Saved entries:
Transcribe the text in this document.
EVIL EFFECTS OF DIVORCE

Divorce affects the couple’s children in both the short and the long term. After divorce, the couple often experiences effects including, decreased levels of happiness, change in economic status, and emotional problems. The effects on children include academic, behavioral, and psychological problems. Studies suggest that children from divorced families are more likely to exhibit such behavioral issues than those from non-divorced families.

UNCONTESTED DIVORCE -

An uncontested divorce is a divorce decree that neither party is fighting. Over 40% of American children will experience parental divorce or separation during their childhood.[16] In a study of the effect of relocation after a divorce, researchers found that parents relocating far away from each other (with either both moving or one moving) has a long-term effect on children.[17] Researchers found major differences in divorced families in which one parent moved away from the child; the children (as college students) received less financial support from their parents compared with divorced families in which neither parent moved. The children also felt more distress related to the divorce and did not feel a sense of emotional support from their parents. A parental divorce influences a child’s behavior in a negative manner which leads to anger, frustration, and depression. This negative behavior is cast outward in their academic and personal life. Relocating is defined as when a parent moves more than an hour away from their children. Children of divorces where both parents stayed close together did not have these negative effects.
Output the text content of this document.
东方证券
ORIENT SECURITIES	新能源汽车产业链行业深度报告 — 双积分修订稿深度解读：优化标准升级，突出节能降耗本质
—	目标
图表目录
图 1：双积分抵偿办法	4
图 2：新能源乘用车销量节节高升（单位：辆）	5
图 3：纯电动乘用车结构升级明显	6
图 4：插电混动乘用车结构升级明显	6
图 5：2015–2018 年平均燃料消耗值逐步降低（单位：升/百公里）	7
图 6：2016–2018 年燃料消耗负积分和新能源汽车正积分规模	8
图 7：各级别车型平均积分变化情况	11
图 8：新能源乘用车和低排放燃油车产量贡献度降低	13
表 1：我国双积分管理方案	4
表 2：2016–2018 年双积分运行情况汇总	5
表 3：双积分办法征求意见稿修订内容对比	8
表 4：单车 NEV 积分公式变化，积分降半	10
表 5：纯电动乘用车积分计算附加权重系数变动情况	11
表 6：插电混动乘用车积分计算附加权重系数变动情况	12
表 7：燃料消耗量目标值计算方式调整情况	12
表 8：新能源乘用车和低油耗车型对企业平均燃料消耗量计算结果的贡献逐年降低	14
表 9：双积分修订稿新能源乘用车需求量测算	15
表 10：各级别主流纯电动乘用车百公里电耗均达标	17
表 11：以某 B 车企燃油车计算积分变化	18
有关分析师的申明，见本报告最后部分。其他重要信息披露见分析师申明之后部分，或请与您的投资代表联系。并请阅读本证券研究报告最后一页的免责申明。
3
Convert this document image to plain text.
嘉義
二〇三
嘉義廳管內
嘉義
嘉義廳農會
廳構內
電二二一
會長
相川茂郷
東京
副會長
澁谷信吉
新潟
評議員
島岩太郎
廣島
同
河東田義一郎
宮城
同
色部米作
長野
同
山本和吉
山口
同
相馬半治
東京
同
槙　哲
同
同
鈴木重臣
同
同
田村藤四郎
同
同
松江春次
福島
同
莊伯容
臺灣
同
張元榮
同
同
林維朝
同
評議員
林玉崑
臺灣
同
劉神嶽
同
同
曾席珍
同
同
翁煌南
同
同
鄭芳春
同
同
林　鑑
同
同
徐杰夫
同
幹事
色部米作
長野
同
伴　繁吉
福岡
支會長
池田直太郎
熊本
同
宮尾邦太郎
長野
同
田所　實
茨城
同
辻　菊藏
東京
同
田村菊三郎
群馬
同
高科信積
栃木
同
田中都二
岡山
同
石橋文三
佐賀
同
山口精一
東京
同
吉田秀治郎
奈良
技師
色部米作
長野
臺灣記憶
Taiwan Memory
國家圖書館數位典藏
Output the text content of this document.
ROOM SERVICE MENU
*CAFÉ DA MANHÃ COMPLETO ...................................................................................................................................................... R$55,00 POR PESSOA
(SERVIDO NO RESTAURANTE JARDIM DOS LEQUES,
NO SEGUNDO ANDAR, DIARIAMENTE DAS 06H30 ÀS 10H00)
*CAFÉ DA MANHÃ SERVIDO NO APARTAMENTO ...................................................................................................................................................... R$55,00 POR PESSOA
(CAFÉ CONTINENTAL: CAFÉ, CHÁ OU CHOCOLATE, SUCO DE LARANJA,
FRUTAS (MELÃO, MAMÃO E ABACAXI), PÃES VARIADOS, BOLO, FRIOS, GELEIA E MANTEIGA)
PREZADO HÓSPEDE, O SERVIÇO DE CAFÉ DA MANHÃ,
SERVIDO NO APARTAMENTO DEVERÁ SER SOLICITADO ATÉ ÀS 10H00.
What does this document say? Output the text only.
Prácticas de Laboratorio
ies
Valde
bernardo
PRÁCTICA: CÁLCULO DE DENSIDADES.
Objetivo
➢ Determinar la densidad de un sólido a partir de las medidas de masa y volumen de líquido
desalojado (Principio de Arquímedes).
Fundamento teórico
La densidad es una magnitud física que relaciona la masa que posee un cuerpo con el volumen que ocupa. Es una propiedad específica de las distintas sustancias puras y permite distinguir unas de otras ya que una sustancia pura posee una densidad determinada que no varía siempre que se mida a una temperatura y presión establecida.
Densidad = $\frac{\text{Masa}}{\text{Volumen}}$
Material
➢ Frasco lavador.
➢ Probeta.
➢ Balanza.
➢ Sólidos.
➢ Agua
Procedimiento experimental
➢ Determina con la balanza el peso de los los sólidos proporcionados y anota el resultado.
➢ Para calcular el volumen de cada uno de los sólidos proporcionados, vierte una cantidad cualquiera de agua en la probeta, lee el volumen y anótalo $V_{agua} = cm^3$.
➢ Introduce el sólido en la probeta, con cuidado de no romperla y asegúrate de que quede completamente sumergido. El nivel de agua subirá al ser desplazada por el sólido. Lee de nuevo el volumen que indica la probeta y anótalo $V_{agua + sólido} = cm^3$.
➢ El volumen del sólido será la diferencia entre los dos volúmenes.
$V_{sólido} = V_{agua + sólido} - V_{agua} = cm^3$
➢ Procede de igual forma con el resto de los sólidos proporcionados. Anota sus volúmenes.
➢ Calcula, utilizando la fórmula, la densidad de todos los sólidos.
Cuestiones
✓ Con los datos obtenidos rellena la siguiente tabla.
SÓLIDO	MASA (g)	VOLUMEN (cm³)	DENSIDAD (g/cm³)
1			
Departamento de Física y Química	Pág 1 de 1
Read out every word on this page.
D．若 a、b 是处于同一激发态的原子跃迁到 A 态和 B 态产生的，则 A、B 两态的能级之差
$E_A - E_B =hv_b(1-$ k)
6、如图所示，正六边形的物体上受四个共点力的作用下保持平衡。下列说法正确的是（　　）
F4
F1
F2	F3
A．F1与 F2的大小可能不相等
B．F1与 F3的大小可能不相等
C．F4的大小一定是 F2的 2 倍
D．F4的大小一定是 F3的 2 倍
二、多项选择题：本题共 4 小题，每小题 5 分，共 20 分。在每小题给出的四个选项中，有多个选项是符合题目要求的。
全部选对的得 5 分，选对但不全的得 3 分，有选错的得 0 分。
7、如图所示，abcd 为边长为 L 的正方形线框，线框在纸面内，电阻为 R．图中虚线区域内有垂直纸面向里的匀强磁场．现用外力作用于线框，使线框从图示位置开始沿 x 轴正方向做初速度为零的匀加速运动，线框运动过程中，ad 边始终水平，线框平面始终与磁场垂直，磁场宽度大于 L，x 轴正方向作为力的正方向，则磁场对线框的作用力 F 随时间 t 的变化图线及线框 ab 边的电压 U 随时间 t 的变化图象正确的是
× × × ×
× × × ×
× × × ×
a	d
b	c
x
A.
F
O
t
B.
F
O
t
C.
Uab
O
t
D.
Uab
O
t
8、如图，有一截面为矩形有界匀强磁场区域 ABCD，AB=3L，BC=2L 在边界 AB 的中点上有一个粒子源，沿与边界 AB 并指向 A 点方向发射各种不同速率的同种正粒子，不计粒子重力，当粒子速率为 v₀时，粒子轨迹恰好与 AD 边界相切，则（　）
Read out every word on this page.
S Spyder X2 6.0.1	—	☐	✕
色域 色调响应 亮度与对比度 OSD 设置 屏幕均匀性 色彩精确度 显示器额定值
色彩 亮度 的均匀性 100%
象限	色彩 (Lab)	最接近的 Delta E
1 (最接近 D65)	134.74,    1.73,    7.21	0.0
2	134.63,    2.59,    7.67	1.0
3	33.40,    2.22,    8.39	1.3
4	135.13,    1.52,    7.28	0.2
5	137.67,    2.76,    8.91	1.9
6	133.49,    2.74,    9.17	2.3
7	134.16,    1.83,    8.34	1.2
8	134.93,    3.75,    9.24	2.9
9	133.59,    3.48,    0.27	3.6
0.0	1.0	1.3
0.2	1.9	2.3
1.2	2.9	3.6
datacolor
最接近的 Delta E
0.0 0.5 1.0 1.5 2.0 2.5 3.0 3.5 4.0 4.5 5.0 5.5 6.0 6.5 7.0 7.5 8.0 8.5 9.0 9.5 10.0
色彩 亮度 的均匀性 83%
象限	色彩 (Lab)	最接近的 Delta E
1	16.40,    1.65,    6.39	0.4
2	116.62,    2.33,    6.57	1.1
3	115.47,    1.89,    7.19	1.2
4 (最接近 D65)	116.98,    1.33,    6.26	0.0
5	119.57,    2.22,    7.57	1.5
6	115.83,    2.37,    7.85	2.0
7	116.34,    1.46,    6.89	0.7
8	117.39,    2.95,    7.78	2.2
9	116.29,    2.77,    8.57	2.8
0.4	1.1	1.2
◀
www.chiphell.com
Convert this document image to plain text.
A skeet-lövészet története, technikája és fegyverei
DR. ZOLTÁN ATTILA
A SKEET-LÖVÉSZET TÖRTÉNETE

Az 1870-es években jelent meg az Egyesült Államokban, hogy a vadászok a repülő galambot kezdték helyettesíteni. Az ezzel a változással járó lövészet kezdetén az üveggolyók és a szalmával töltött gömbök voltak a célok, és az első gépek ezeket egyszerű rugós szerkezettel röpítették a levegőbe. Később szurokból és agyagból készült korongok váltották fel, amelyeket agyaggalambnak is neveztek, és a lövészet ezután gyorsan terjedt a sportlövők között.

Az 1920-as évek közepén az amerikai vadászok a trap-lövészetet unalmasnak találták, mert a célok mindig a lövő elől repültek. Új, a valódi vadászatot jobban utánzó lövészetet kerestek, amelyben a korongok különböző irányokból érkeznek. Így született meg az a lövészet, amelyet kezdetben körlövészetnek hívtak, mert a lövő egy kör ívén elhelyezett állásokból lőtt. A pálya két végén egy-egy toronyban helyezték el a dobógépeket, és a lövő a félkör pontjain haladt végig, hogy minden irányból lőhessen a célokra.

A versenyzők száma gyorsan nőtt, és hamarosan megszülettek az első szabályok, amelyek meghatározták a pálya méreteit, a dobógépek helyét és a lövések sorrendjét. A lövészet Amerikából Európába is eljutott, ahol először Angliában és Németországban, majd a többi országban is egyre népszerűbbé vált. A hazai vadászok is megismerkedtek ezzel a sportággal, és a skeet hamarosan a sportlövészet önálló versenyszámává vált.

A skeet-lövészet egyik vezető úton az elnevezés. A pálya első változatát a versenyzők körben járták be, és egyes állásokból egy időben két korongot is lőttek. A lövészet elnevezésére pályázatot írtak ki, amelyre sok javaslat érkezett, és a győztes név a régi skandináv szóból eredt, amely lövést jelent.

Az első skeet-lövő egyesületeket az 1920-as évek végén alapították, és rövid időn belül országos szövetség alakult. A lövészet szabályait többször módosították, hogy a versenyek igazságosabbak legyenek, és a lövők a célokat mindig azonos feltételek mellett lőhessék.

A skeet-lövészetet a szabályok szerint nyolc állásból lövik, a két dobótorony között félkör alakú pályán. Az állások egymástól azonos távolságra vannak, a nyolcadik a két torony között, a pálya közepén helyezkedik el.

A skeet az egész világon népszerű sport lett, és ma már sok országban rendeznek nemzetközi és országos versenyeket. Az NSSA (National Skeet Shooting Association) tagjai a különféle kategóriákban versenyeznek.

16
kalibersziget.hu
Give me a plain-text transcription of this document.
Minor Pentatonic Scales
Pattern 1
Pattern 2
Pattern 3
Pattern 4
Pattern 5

» Do this
Go through the entries and return each line where the word "proporcionados" appears.

» Full solution
➢ Determina con la balanza el peso de los los sólidos proporcionados y anota el resultado.
➢ Para calcular el volumen de cada uno de los sólidos proporcionados, vierte una cantidad cualquiera de agua en la probeta, lee el volumen y anótalo $V_{agua} = cm^3$.
➢ Procede de igual forma con el resto de los sólidos proporcionados. Anota sus volúmenes.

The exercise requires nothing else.